§ **What the task requires**: Every line that contains the word "Awom" should be copied.

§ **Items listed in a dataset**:

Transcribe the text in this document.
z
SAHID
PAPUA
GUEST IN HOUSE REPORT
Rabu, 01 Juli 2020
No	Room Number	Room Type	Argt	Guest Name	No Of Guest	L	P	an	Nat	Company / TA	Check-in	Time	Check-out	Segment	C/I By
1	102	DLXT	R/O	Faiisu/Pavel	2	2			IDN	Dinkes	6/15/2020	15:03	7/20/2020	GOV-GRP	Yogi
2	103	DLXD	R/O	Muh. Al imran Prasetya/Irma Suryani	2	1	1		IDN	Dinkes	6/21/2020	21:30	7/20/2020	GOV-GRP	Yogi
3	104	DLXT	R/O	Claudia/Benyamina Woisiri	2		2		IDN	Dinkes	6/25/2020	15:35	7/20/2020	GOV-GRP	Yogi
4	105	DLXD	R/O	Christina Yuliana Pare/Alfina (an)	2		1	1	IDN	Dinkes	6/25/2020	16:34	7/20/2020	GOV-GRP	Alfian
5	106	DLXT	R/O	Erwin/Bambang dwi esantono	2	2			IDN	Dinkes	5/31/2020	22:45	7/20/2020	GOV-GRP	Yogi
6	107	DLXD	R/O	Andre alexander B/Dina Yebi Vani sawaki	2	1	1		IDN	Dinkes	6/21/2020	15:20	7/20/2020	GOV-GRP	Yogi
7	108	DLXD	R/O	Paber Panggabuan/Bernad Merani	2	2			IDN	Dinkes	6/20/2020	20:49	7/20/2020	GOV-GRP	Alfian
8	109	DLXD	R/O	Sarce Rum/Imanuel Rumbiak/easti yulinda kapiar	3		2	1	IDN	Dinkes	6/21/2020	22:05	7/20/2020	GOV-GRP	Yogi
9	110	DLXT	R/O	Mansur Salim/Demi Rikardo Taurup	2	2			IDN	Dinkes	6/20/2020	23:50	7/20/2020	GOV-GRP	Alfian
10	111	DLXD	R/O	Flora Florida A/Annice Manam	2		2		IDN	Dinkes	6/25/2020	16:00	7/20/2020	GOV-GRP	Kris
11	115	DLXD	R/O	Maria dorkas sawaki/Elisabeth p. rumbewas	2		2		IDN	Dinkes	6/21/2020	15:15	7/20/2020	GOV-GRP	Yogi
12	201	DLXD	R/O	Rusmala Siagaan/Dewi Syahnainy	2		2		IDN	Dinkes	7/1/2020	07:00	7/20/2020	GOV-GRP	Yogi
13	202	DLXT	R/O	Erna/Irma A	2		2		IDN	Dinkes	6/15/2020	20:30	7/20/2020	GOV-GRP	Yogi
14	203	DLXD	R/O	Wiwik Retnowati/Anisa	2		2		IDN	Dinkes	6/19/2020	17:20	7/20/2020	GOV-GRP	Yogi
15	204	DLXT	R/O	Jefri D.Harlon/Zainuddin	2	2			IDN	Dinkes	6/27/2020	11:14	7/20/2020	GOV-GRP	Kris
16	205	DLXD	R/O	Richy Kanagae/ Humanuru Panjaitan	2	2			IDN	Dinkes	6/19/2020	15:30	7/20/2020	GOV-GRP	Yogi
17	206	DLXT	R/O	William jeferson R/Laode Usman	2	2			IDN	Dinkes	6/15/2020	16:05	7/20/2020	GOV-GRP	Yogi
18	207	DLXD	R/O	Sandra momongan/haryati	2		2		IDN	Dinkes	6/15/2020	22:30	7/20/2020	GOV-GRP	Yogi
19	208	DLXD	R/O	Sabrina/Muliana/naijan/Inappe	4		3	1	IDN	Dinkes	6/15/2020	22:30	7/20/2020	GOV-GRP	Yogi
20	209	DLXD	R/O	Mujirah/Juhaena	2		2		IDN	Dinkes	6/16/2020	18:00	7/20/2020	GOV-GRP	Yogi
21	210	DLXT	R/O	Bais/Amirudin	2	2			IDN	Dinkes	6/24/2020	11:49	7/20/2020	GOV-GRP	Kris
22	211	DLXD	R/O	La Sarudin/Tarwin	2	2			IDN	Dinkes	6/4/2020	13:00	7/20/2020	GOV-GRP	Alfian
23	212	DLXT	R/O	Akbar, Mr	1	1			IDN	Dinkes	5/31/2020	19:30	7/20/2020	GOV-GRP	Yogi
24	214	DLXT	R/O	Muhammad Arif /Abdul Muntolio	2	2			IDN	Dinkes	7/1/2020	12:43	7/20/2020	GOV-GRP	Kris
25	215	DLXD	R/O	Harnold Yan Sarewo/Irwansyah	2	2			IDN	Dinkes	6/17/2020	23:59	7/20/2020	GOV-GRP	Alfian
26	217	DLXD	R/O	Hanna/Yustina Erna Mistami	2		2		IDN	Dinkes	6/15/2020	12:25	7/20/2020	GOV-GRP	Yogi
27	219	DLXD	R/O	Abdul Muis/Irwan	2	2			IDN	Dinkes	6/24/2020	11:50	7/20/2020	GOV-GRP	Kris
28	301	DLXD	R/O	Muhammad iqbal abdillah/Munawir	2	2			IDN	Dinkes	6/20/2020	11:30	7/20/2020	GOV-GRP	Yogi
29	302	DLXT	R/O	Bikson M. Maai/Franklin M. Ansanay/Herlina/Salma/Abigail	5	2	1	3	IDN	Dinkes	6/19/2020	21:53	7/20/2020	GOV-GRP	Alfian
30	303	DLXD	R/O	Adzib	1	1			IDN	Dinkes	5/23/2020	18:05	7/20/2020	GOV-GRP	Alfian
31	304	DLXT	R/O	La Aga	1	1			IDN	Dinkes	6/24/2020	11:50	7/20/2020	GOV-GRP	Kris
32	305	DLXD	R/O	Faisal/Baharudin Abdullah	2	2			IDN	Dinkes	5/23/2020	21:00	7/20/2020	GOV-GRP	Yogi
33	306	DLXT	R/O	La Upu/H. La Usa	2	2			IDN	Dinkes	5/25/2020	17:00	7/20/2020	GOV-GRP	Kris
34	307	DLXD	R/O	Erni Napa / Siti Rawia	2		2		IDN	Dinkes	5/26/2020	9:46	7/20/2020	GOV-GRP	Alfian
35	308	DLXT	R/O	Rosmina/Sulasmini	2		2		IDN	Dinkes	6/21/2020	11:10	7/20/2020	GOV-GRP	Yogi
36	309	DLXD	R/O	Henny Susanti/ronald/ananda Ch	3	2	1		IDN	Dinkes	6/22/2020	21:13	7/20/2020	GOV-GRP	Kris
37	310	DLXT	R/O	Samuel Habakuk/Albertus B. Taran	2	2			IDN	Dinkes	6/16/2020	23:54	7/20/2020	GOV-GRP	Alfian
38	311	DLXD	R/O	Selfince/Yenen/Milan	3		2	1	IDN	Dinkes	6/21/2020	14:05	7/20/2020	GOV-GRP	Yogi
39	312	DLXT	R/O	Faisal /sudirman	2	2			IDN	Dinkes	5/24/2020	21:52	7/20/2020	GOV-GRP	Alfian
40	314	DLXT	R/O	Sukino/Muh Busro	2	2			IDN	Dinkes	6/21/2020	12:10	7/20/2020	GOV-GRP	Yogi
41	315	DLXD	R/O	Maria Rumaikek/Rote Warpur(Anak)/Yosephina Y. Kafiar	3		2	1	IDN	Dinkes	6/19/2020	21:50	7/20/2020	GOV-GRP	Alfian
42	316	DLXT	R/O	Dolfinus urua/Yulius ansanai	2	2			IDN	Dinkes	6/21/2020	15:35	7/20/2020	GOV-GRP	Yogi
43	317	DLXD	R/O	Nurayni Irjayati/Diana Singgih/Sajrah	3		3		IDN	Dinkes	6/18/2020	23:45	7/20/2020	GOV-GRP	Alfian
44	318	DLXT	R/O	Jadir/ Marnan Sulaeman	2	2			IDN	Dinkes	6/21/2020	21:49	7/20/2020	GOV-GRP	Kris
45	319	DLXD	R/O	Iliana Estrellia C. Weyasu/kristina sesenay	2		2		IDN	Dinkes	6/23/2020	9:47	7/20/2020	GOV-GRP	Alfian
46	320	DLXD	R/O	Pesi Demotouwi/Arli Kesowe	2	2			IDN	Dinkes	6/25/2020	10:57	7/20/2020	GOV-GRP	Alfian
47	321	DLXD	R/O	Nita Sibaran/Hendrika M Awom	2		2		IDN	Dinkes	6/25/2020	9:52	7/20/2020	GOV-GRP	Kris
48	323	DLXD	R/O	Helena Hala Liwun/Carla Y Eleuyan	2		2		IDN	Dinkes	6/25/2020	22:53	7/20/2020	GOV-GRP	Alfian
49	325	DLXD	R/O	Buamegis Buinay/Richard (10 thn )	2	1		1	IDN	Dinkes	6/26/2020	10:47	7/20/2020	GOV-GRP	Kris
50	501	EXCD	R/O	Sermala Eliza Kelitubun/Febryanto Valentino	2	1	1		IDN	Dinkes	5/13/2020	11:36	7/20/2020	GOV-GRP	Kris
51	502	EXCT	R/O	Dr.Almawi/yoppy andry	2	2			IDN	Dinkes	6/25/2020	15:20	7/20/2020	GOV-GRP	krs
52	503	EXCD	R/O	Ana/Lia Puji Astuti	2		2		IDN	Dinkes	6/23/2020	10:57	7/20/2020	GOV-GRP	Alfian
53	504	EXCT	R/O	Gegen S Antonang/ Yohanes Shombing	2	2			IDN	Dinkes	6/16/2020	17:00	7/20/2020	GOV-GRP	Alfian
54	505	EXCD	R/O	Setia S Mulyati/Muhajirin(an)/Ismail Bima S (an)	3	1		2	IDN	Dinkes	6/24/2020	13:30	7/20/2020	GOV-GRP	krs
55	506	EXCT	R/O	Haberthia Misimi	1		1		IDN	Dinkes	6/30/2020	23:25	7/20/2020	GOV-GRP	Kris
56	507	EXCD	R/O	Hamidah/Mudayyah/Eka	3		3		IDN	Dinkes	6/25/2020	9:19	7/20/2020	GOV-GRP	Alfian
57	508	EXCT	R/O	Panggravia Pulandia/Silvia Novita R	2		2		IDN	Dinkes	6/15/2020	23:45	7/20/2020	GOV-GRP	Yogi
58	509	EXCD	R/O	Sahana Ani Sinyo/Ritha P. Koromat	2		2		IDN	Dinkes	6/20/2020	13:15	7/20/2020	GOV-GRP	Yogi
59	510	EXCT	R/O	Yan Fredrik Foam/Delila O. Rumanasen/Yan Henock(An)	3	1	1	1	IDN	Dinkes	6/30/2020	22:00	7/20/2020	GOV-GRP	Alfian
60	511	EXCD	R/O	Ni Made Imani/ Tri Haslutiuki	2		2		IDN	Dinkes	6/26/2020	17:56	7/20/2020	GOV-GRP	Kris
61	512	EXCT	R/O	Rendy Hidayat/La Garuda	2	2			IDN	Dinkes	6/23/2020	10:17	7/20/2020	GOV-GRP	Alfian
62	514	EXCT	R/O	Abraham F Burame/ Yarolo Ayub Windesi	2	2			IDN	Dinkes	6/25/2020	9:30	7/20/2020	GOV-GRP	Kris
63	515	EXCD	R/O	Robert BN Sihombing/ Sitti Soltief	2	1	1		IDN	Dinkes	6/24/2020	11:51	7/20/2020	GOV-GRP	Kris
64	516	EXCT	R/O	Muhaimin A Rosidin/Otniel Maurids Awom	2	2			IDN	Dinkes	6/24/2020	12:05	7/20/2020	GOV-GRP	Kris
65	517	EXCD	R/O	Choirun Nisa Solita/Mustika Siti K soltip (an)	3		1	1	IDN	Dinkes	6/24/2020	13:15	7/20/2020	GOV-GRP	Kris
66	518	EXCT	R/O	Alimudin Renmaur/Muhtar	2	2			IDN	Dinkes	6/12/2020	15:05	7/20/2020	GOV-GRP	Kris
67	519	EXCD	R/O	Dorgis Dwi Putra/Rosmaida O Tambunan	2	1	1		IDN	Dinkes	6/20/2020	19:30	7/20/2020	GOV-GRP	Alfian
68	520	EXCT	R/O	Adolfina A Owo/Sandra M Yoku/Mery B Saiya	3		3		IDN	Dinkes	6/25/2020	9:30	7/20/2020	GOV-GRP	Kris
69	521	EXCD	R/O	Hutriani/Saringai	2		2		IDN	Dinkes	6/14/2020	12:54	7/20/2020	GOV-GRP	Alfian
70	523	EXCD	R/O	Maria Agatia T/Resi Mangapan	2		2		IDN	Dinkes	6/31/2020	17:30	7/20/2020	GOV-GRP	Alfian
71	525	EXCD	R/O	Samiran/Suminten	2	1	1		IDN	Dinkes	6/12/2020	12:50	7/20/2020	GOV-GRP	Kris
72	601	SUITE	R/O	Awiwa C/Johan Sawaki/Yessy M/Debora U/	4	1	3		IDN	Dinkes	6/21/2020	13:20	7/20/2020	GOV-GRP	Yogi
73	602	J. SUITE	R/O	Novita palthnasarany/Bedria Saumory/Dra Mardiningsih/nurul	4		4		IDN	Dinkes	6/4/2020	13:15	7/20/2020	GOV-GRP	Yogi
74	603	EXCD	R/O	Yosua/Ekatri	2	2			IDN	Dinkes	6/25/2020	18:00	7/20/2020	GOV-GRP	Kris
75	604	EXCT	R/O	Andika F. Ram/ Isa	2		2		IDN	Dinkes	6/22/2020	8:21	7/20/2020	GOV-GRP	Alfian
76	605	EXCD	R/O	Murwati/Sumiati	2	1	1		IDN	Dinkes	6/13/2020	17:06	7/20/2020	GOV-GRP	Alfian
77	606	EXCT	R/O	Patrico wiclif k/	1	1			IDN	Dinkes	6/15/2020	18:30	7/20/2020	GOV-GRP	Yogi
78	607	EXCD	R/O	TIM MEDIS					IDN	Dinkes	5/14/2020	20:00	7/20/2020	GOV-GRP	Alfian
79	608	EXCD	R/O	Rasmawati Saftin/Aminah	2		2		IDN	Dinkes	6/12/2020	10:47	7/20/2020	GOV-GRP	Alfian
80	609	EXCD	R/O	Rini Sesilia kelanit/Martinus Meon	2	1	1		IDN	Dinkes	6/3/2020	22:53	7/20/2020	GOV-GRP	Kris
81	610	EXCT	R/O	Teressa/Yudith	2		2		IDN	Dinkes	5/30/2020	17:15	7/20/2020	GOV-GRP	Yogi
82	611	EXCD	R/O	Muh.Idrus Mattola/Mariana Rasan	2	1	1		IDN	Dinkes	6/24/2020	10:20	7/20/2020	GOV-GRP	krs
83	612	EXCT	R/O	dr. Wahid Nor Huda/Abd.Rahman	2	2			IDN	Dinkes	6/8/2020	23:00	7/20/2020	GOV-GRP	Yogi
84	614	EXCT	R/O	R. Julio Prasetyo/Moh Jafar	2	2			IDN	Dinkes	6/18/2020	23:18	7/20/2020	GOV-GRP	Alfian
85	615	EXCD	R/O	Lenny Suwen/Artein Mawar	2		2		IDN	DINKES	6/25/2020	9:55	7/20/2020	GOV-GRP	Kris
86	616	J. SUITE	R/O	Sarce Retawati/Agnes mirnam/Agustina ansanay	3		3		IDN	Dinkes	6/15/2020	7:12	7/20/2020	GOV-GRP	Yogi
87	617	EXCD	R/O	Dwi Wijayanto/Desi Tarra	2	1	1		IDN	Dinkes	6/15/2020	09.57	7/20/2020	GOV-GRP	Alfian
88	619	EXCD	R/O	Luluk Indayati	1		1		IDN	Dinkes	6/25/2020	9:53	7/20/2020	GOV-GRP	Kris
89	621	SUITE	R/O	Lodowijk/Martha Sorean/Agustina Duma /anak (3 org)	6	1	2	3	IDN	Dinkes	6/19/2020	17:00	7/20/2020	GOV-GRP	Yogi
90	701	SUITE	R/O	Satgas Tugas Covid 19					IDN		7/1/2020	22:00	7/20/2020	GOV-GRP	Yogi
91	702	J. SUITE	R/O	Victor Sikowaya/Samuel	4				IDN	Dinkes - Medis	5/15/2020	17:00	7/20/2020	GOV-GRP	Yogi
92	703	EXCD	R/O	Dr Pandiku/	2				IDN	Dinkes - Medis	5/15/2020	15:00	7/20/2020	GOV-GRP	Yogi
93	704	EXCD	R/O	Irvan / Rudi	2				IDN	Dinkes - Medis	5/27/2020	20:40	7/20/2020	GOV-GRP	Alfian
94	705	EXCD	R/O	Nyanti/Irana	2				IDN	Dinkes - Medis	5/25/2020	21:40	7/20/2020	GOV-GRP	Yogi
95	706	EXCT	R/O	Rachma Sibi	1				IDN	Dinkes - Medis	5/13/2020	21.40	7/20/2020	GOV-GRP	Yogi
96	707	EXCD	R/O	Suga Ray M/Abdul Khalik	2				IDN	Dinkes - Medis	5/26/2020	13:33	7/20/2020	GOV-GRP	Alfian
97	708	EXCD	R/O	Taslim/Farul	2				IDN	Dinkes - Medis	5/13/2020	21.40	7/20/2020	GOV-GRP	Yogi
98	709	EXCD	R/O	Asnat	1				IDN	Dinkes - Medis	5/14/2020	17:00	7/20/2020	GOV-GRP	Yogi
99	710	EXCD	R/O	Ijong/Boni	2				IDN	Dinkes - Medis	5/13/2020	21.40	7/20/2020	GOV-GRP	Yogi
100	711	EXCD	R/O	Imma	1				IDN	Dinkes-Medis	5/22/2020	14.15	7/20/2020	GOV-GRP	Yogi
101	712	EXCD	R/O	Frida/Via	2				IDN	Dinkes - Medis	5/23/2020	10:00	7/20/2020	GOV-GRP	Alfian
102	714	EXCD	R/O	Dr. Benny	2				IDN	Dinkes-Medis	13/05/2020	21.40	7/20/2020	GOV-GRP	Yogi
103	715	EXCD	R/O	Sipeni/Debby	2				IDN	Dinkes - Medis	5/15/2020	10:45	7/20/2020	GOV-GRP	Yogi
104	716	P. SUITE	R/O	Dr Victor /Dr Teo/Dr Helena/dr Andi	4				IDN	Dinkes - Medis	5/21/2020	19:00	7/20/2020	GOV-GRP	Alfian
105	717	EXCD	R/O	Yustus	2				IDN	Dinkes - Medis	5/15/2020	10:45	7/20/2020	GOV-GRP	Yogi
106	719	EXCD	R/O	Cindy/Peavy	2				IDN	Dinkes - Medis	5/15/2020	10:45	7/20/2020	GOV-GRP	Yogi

§ **Worked answer**:
47	321	DLXD	R/O	Nita Sibaran/Hendrika M Awom	2		2		IDN	Dinkes	6/25/2020	9:52	7/20/2020	GOV-GRP	Kris
64	516	EXCT	R/O	Muhaimin A Rosidin/Otniel Maurids Awom	2	2			IDN	Dinkes	6/24/2020	12:05	7/20/2020	GOV-GRP	Kris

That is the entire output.